SET TASK: Give back the full listing verbatim, apart from its images.
======== AVAILABLE DATA ========
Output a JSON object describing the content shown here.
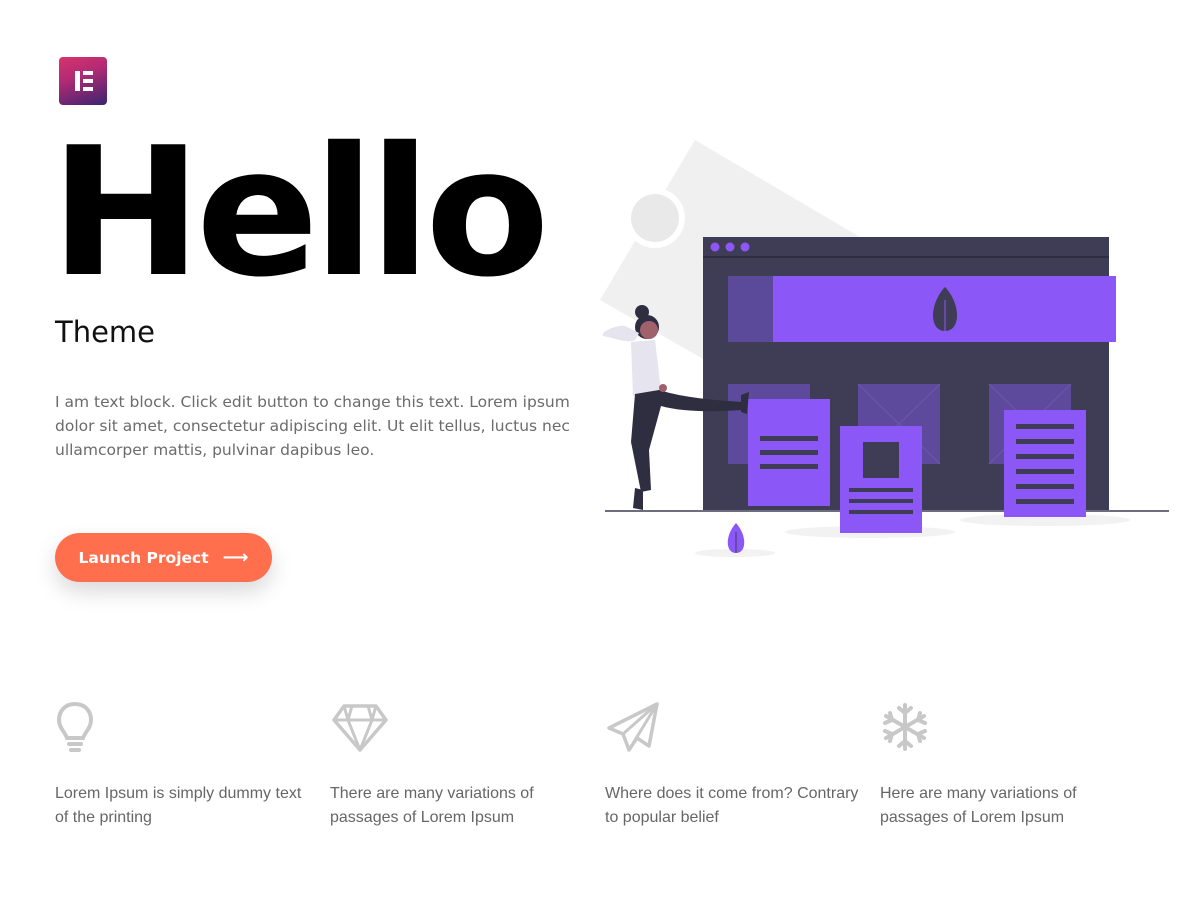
{
  "colors": {
    "accent_button": "#ff6f4d",
    "illustration_purple": "#8c57f7",
    "illustration_dark": "#3f3d56",
    "icon_gray": "#c8c8c8"
  },
  "logo": {
    "icon": "elementor-logo-icon"
  },
  "hero": {
    "title": "Hello",
    "subtitle": "Theme",
    "text": "I am text block. Click edit button to change this text. Lorem ipsum dolor sit amet, consectetur adipiscing elit. Ut elit tellus, luctus nec ullamcorper mattis, pulvinar dapibus leo.",
    "cta_label": "Launch Project",
    "cta_icon": "arrow-right-icon",
    "cta_arrow": "⟶"
  },
  "features": [
    {
      "icon": "lightbulb-icon",
      "text": "Lorem Ipsum is simply dummy text of the printing"
    },
    {
      "icon": "diamond-icon",
      "text": "There are many variations of passages of Lorem Ipsum"
    },
    {
      "icon": "paper-plane-icon",
      "text": "Where does it come from? Contrary to popular belief"
    },
    {
      "icon": "snowflake-icon",
      "text": "Here are many variations of passages of Lorem Ipsum"
    }
  ]
}
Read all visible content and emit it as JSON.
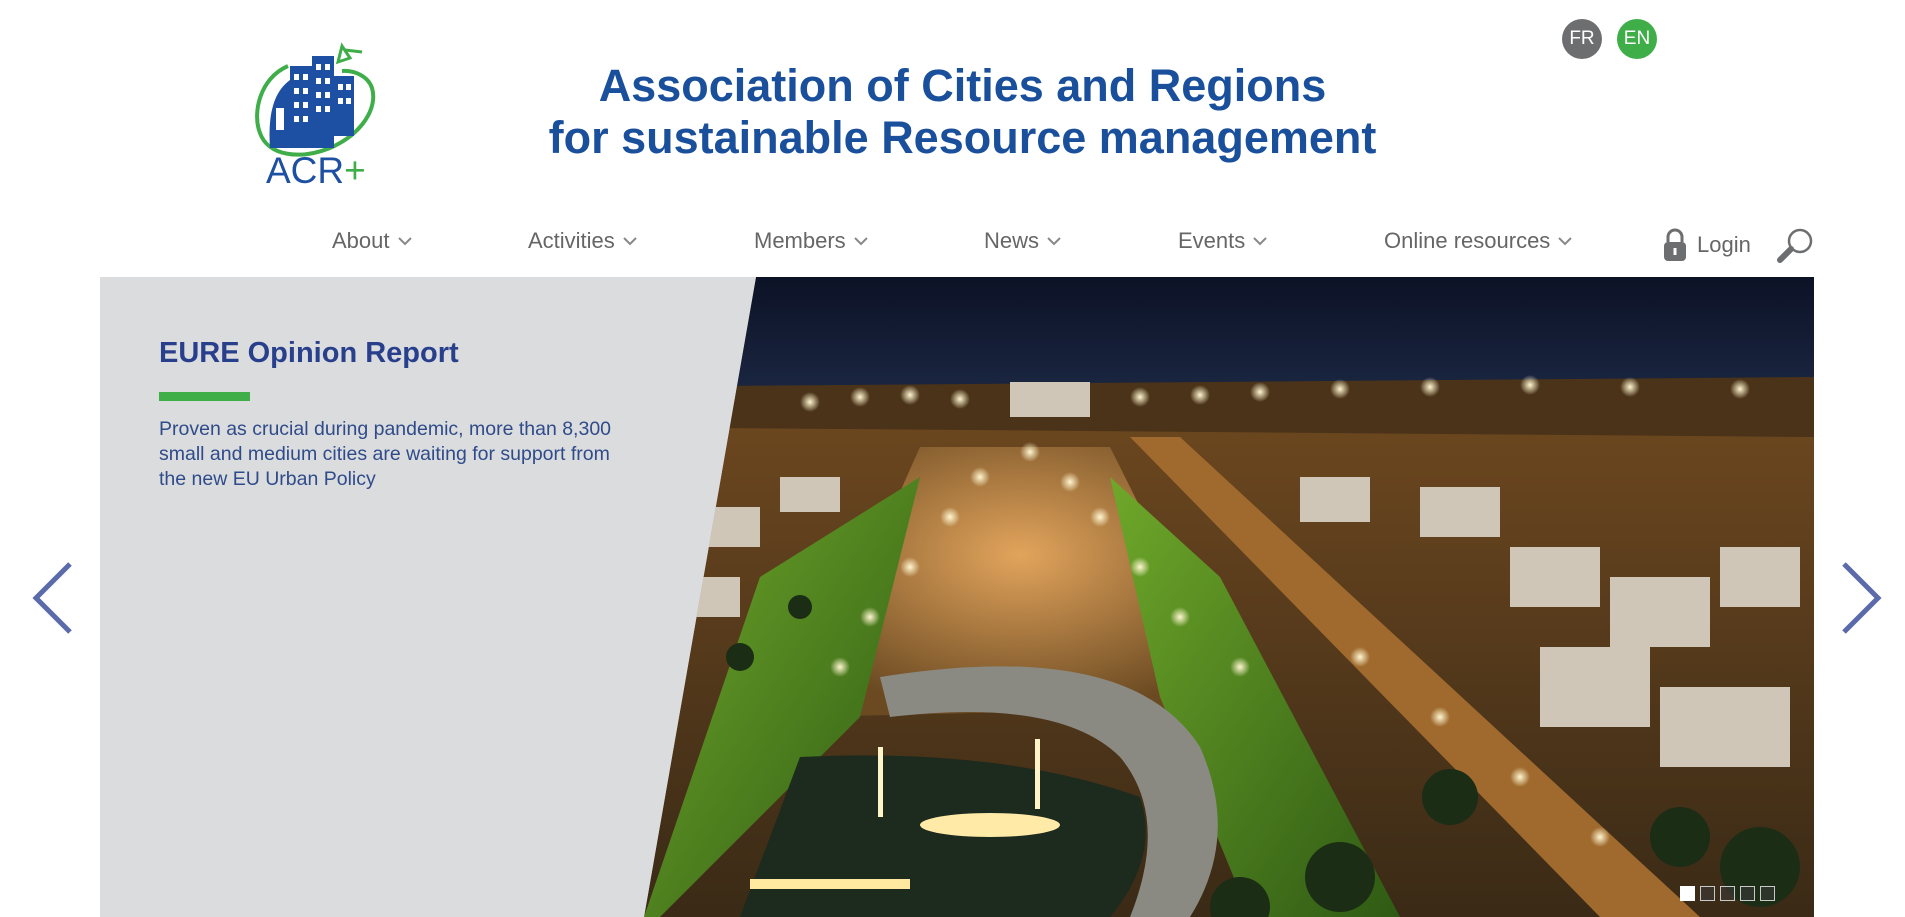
{
  "lang": {
    "fr": "FR",
    "en": "EN"
  },
  "logo": {
    "text": "ACR",
    "plus": "+"
  },
  "title": {
    "line1": "Association of Cities and Regions",
    "line2": "for sustainable Resource management"
  },
  "nav": {
    "items": [
      {
        "label": "About"
      },
      {
        "label": "Activities"
      },
      {
        "label": "Members"
      },
      {
        "label": "News"
      },
      {
        "label": "Events"
      },
      {
        "label": "Online resources"
      }
    ],
    "login": "Login"
  },
  "slide": {
    "title": "EURE Opinion Report",
    "text": "Proven as crucial during pandemic, more than 8,300 small and medium cities are waiting for support from the new EU Urban Policy",
    "dots": 5,
    "active_dot": 0
  },
  "colors": {
    "brand_blue": "#1a4f9c",
    "brand_green": "#3fae49",
    "nav_gray": "#666666",
    "panel_gray": "#dbdcde",
    "arrow": "#5b6aa9"
  }
}
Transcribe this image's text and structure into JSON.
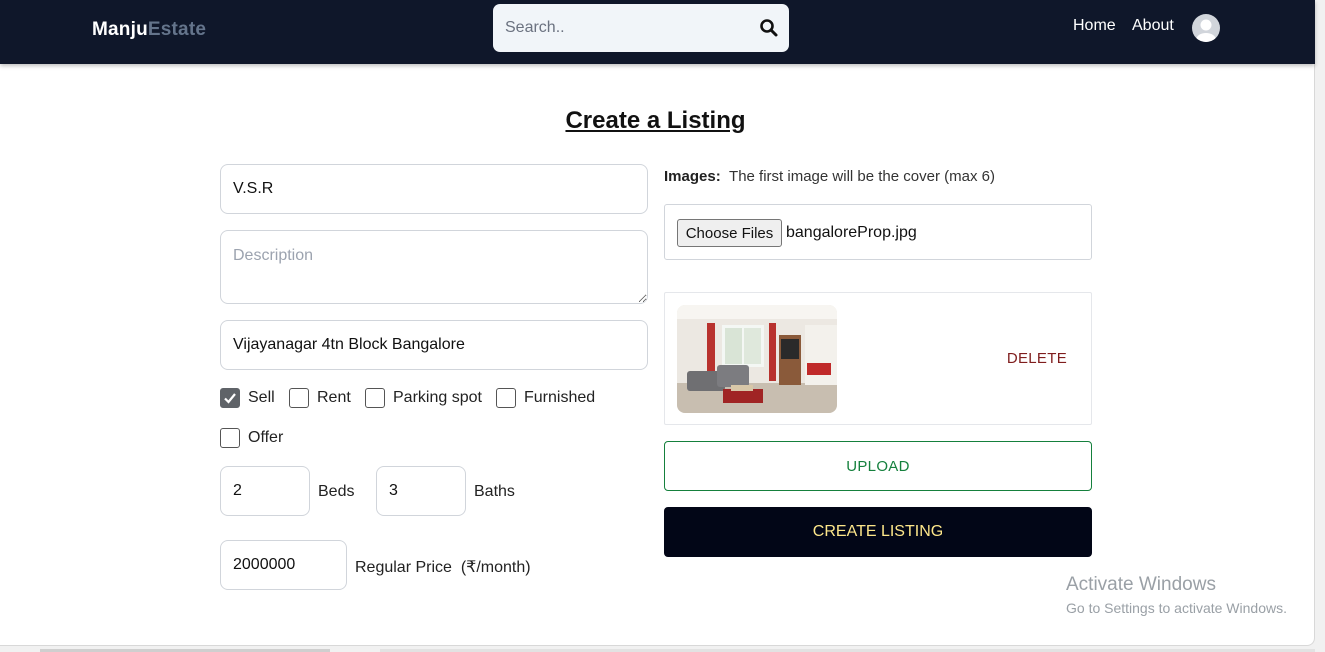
{
  "navbar": {
    "logo_primary": "Manju",
    "logo_secondary": "Estate",
    "search_placeholder": "Search..",
    "links": [
      "Home",
      "About"
    ]
  },
  "form": {
    "title": "Create a Listing",
    "name_value": "V.S.R",
    "description_placeholder": "Description",
    "address_value": "Vijayanagar 4tn Block Bangalore",
    "checkboxes": [
      {
        "label": "Sell",
        "checked": true
      },
      {
        "label": "Rent",
        "checked": false
      },
      {
        "label": "Parking spot",
        "checked": false
      },
      {
        "label": "Furnished",
        "checked": false
      },
      {
        "label": "Offer",
        "checked": false
      }
    ],
    "beds_value": "2",
    "beds_label": "Beds",
    "baths_value": "3",
    "baths_label": "Baths",
    "price_value": "2000000",
    "price_label": "Regular Price",
    "price_unit": "(₹/month)"
  },
  "images": {
    "label_bold": "Images:",
    "label_text": "The first image will be the cover (max 6)",
    "choose_button": "Choose Files",
    "file_name": "bangaloreProp.jpg",
    "delete_label": "DELETE",
    "upload_label": "UPLOAD",
    "create_label": "CREATE LISTING"
  },
  "watermark": {
    "line1": "Activate Windows",
    "line2": "Go to Settings to activate Windows."
  },
  "colors": {
    "navbar_bg": "#0f172a",
    "upload_green": "#15803d",
    "delete_red": "#7f1d1d",
    "create_bg": "#020617"
  }
}
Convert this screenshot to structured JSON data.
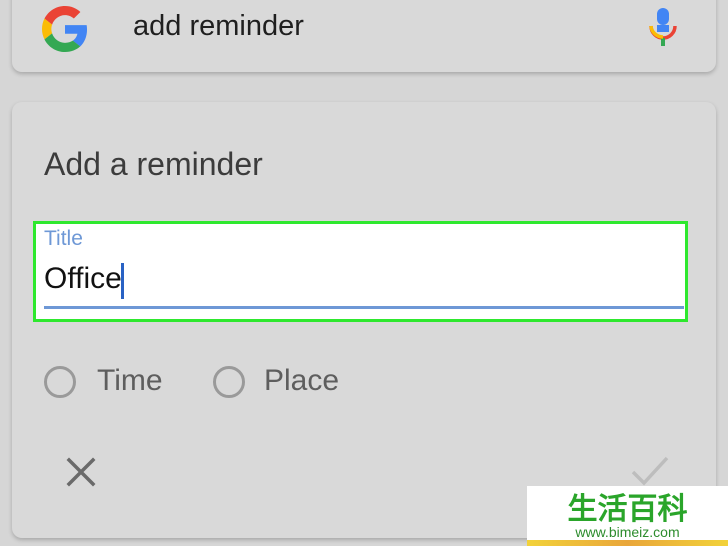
{
  "search": {
    "query": "add reminder",
    "logo_icon": "google-g-icon",
    "mic_icon": "microphone-icon"
  },
  "reminder": {
    "heading": "Add a reminder",
    "title_field": {
      "label": "Title",
      "value": "Office"
    },
    "options": [
      {
        "label": "Time",
        "icon": "radio-unselected-icon"
      },
      {
        "label": "Place",
        "icon": "radio-unselected-icon"
      }
    ],
    "cancel_icon": "close-icon",
    "confirm_icon": "checkmark-icon"
  },
  "watermark": {
    "text": "生活百科",
    "url": "www.bimeiz.com"
  },
  "colors": {
    "highlight": "#2ee82e",
    "accent": "#6e98d6",
    "caret": "#2962c4",
    "background": "#d6d6d6"
  }
}
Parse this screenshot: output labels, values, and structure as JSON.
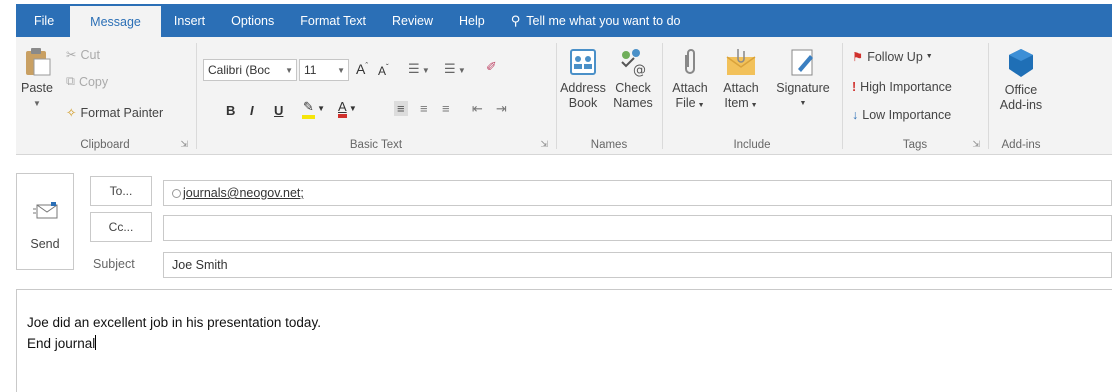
{
  "tabs": [
    {
      "label": "File"
    },
    {
      "label": "Message"
    },
    {
      "label": "Insert"
    },
    {
      "label": "Options"
    },
    {
      "label": "Format Text"
    },
    {
      "label": "Review"
    },
    {
      "label": "Help"
    }
  ],
  "tell_me": "Tell me what you want to do",
  "clipboard": {
    "paste": "Paste",
    "cut": "Cut",
    "copy": "Copy",
    "format_painter": "Format Painter",
    "group_label": "Clipboard"
  },
  "basic_text": {
    "font_name": "Calibri (Boc",
    "font_size": "11",
    "bold": "B",
    "italic": "I",
    "underline": "U",
    "group_label": "Basic Text"
  },
  "names": {
    "address_book_line1": "Address",
    "address_book_line2": "Book",
    "check_names_line1": "Check",
    "check_names_line2": "Names",
    "group_label": "Names"
  },
  "include": {
    "attach_file_line1": "Attach",
    "attach_file_line2": "File",
    "attach_item_line1": "Attach",
    "attach_item_line2": "Item",
    "signature": "Signature",
    "group_label": "Include"
  },
  "tags": {
    "follow_up": "Follow Up",
    "high_importance": "High Importance",
    "low_importance": "Low Importance",
    "group_label": "Tags"
  },
  "addins": {
    "office_line1": "Office",
    "office_line2": "Add-ins",
    "group_label": "Add-ins"
  },
  "compose": {
    "send": "Send",
    "to_button": "To...",
    "cc_button": "Cc...",
    "subject_label": "Subject",
    "to_value": "journals@neogov.net;",
    "cc_value": "",
    "subject_value": "Joe Smith",
    "body_line1": "Joe did an excellent job in his presentation today.",
    "body_line2": "End journal"
  },
  "colors": {
    "tab_bar": "#2b6fb6",
    "ribbon_bg": "#f3f3f3",
    "highlight_yellow": "#f5e50a",
    "font_color_red": "#d0312d"
  }
}
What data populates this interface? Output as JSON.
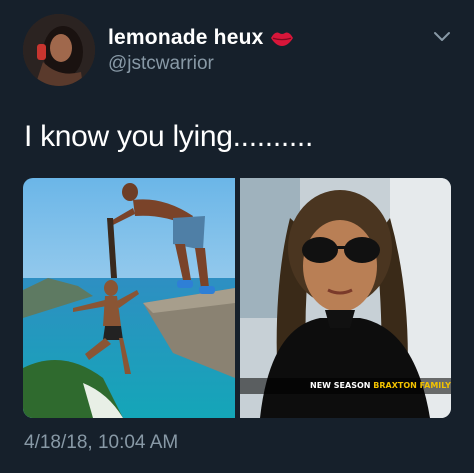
{
  "user": {
    "display_name": "lemonade heux",
    "handle": "@jstcwarrior",
    "badge_icon": "lips-icon",
    "badge_color": "#d8163a"
  },
  "tweet": {
    "text": "I know you lying..........",
    "timestamp": "4/18/18, 10:04 AM"
  },
  "media": {
    "right_caption_white": "NEW SEASON",
    "right_caption_yellow": "BRAXTON FAMILY VALUES TI"
  },
  "colors": {
    "background": "#16202b",
    "secondary_text": "#8899a6",
    "primary_text": "#ffffff"
  }
}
========
THE RESULT:
Output a JSON object describing the content shown here.
{
  "colors": {
    "accent_button": "#ff6f4d",
    "illustration_purple": "#8c57f7",
    "illustration_dark": "#3f3d56",
    "icon_gray": "#c8c8c8"
  },
  "logo": {
    "icon": "elementor-logo-icon"
  },
  "hero": {
    "title": "Hello",
    "subtitle": "Theme",
    "text": "I am text block. Click edit button to change this text. Lorem ipsum dolor sit amet, consectetur adipiscing elit. Ut elit tellus, luctus nec ullamcorper mattis, pulvinar dapibus leo.",
    "cta_label": "Launch Project",
    "cta_icon": "arrow-right-icon",
    "cta_arrow": "⟶"
  },
  "features": [
    {
      "icon": "lightbulb-icon",
      "text": "Lorem Ipsum is simply dummy text of the printing"
    },
    {
      "icon": "diamond-icon",
      "text": "There are many variations of passages of Lorem Ipsum"
    },
    {
      "icon": "paper-plane-icon",
      "text": "Where does it come from? Contrary to popular belief"
    },
    {
      "icon": "snowflake-icon",
      "text": "Here are many variations of passages of Lorem Ipsum"
    }
  ]
}
Read all visible content and emit it as JSON.
{
  "lang": {
    "fr": "FR",
    "en": "EN"
  },
  "logo": {
    "text": "ACR",
    "plus": "+"
  },
  "title": {
    "line1": "Association of Cities and Regions",
    "line2": "for sustainable Resource management"
  },
  "nav": {
    "items": [
      {
        "label": "About"
      },
      {
        "label": "Activities"
      },
      {
        "label": "Members"
      },
      {
        "label": "News"
      },
      {
        "label": "Events"
      },
      {
        "label": "Online resources"
      }
    ],
    "login": "Login"
  },
  "slide": {
    "title": "EURE Opinion Report",
    "text": "Proven as crucial during pandemic, more than 8,300 small and medium cities are waiting for support from the new EU Urban Policy",
    "dots": 5,
    "active_dot": 0
  },
  "colors": {
    "brand_blue": "#1a4f9c",
    "brand_green": "#3fae49",
    "nav_gray": "#666666",
    "panel_gray": "#dbdcde",
    "arrow": "#5b6aa9"
  }
}
Transcribe this image's text and structure into JSON.
{
  "navbar": {
    "logo_primary": "Manju",
    "logo_secondary": "Estate",
    "search_placeholder": "Search..",
    "links": [
      "Home",
      "About"
    ]
  },
  "form": {
    "title": "Create a Listing",
    "name_value": "V.S.R",
    "description_placeholder": "Description",
    "address_value": "Vijayanagar 4tn Block Bangalore",
    "checkboxes": [
      {
        "label": "Sell",
        "checked": true
      },
      {
        "label": "Rent",
        "checked": false
      },
      {
        "label": "Parking spot",
        "checked": false
      },
      {
        "label": "Furnished",
        "checked": false
      },
      {
        "label": "Offer",
        "checked": false
      }
    ],
    "beds_value": "2",
    "beds_label": "Beds",
    "baths_value": "3",
    "baths_label": "Baths",
    "price_value": "2000000",
    "price_label": "Regular Price",
    "price_unit": "(₹/month)"
  },
  "images": {
    "label_bold": "Images:",
    "label_text": "The first image will be the cover (max 6)",
    "choose_button": "Choose Files",
    "file_name": "bangaloreProp.jpg",
    "delete_label": "DELETE",
    "upload_label": "UPLOAD",
    "create_label": "CREATE LISTING"
  },
  "watermark": {
    "line1": "Activate Windows",
    "line2": "Go to Settings to activate Windows."
  },
  "colors": {
    "navbar_bg": "#0f172a",
    "upload_green": "#15803d",
    "delete_red": "#7f1d1d",
    "create_bg": "#020617"
  }
}
Convert this screenshot to structured JSON data.
{
  "search": {
    "query": "add reminder",
    "logo_icon": "google-g-icon",
    "mic_icon": "microphone-icon"
  },
  "reminder": {
    "heading": "Add a reminder",
    "title_field": {
      "label": "Title",
      "value": "Office"
    },
    "options": [
      {
        "label": "Time",
        "icon": "radio-unselected-icon"
      },
      {
        "label": "Place",
        "icon": "radio-unselected-icon"
      }
    ],
    "cancel_icon": "close-icon",
    "confirm_icon": "checkmark-icon"
  },
  "watermark": {
    "text": "生活百科",
    "url": "www.bimeiz.com"
  },
  "colors": {
    "highlight": "#2ee82e",
    "accent": "#6e98d6",
    "caret": "#2962c4",
    "background": "#d6d6d6"
  }
}
Parse this screenshot: output labels, values, and structure as JSON.
{
  "tabs": [
    {
      "label": "File"
    },
    {
      "label": "Message"
    },
    {
      "label": "Insert"
    },
    {
      "label": "Options"
    },
    {
      "label": "Format Text"
    },
    {
      "label": "Review"
    },
    {
      "label": "Help"
    }
  ],
  "tell_me": "Tell me what you want to do",
  "clipboard": {
    "paste": "Paste",
    "cut": "Cut",
    "copy": "Copy",
    "format_painter": "Format Painter",
    "group_label": "Clipboard"
  },
  "basic_text": {
    "font_name": "Calibri (Boc",
    "font_size": "11",
    "bold": "B",
    "italic": "I",
    "underline": "U",
    "group_label": "Basic Text"
  },
  "names": {
    "address_book_line1": "Address",
    "address_book_line2": "Book",
    "check_names_line1": "Check",
    "check_names_line2": "Names",
    "group_label": "Names"
  },
  "include": {
    "attach_file_line1": "Attach",
    "attach_file_line2": "File",
    "attach_item_line1": "Attach",
    "attach_item_line2": "Item",
    "signature": "Signature",
    "group_label": "Include"
  },
  "tags": {
    "follow_up": "Follow Up",
    "high_importance": "High Importance",
    "low_importance": "Low Importance",
    "group_label": "Tags"
  },
  "addins": {
    "office_line1": "Office",
    "office_line2": "Add-ins",
    "group_label": "Add-ins"
  },
  "compose": {
    "send": "Send",
    "to_button": "To...",
    "cc_button": "Cc...",
    "subject_label": "Subject",
    "to_value": "journals@neogov.net;",
    "cc_value": "",
    "subject_value": "Joe Smith",
    "body_line1": "Joe did an excellent job in his presentation today.",
    "body_line2": "End journal"
  },
  "colors": {
    "tab_bar": "#2b6fb6",
    "ribbon_bg": "#f3f3f3",
    "highlight_yellow": "#f5e50a",
    "font_color_red": "#d0312d"
  }
}
What data populates this interface? Output as JSON.
{
  "user": {
    "display_name": "lemonade heux",
    "handle": "@jstcwarrior",
    "badge_icon": "lips-icon",
    "badge_color": "#d8163a"
  },
  "tweet": {
    "text": "I know you lying..........",
    "timestamp": "4/18/18, 10:04 AM"
  },
  "media": {
    "right_caption_white": "NEW SEASON",
    "right_caption_yellow": "BRAXTON FAMILY VALUES TI"
  },
  "colors": {
    "background": "#16202b",
    "secondary_text": "#8899a6",
    "primary_text": "#ffffff"
  }
}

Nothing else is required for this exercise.